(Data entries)
(begin)
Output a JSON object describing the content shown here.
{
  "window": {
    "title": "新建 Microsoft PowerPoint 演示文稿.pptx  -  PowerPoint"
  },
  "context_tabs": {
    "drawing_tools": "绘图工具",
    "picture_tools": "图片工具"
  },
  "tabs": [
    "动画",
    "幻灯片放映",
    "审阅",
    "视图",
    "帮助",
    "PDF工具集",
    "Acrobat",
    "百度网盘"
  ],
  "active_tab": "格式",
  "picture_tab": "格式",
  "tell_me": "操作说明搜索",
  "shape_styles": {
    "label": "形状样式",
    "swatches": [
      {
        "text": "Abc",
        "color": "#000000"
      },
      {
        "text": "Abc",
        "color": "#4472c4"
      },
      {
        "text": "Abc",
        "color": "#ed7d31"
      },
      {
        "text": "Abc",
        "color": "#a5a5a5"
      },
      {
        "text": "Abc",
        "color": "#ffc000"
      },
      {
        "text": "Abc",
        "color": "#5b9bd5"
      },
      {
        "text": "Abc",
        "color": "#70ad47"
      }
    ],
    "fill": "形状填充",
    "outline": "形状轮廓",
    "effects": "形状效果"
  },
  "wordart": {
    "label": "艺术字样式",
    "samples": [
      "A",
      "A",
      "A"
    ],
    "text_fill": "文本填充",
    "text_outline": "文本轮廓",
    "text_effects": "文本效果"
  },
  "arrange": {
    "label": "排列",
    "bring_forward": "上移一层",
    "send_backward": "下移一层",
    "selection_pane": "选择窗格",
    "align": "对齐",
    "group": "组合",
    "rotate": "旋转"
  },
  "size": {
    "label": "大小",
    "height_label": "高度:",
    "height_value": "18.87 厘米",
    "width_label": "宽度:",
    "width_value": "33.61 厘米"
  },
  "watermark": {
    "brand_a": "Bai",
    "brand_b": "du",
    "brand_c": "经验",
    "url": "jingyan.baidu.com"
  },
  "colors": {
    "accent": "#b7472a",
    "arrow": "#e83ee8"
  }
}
(end)
**Task instructions**: Reproduce the entire listing word for word.

**Response to the task**:
Output a JSON object describing the content shown here.
{
  "window": {
    "title": "新建 Microsoft PowerPoint 演示文稿.pptx  -  PowerPoint"
  },
  "context_tabs": {
    "drawing_tools": "绘图工具",
    "picture_tools": "图片工具"
  },
  "tabs": [
    "动画",
    "幻灯片放映",
    "审阅",
    "视图",
    "帮助",
    "PDF工具集",
    "Acrobat",
    "百度网盘"
  ],
  "active_tab": "格式",
  "picture_tab": "格式",
  "tell_me": "操作说明搜索",
  "shape_styles": {
    "label": "形状样式",
    "swatches": [
      {
        "text": "Abc",
        "color": "#000000"
      },
      {
        "text": "Abc",
        "color": "#4472c4"
      },
      {
        "text": "Abc",
        "color": "#ed7d31"
      },
      {
        "text": "Abc",
        "color": "#a5a5a5"
      },
      {
        "text": "Abc",
        "color": "#ffc000"
      },
      {
        "text": "Abc",
        "color": "#5b9bd5"
      },
      {
        "text": "Abc",
        "color": "#70ad47"
      }
    ],
    "fill": "形状填充",
    "outline": "形状轮廓",
    "effects": "形状效果"
  },
  "wordart": {
    "label": "艺术字样式",
    "samples": [
      "A",
      "A",
      "A"
    ],
    "text_fill": "文本填充",
    "text_outline": "文本轮廓",
    "text_effects": "文本效果"
  },
  "arrange": {
    "label": "排列",
    "bring_forward": "上移一层",
    "send_backward": "下移一层",
    "selection_pane": "选择窗格",
    "align": "对齐",
    "group": "组合",
    "rotate": "旋转"
  },
  "size": {
    "label": "大小",
    "height_label": "高度:",
    "height_value": "18.87 厘米",
    "width_label": "宽度:",
    "width_value": "33.61 厘米"
  },
  "watermark": {
    "brand_a": "Bai",
    "brand_b": "du",
    "brand_c": "经验",
    "url": "jingyan.baidu.com"
  },
  "colors": {
    "accent": "#b7472a",
    "arrow": "#e83ee8"
  }
}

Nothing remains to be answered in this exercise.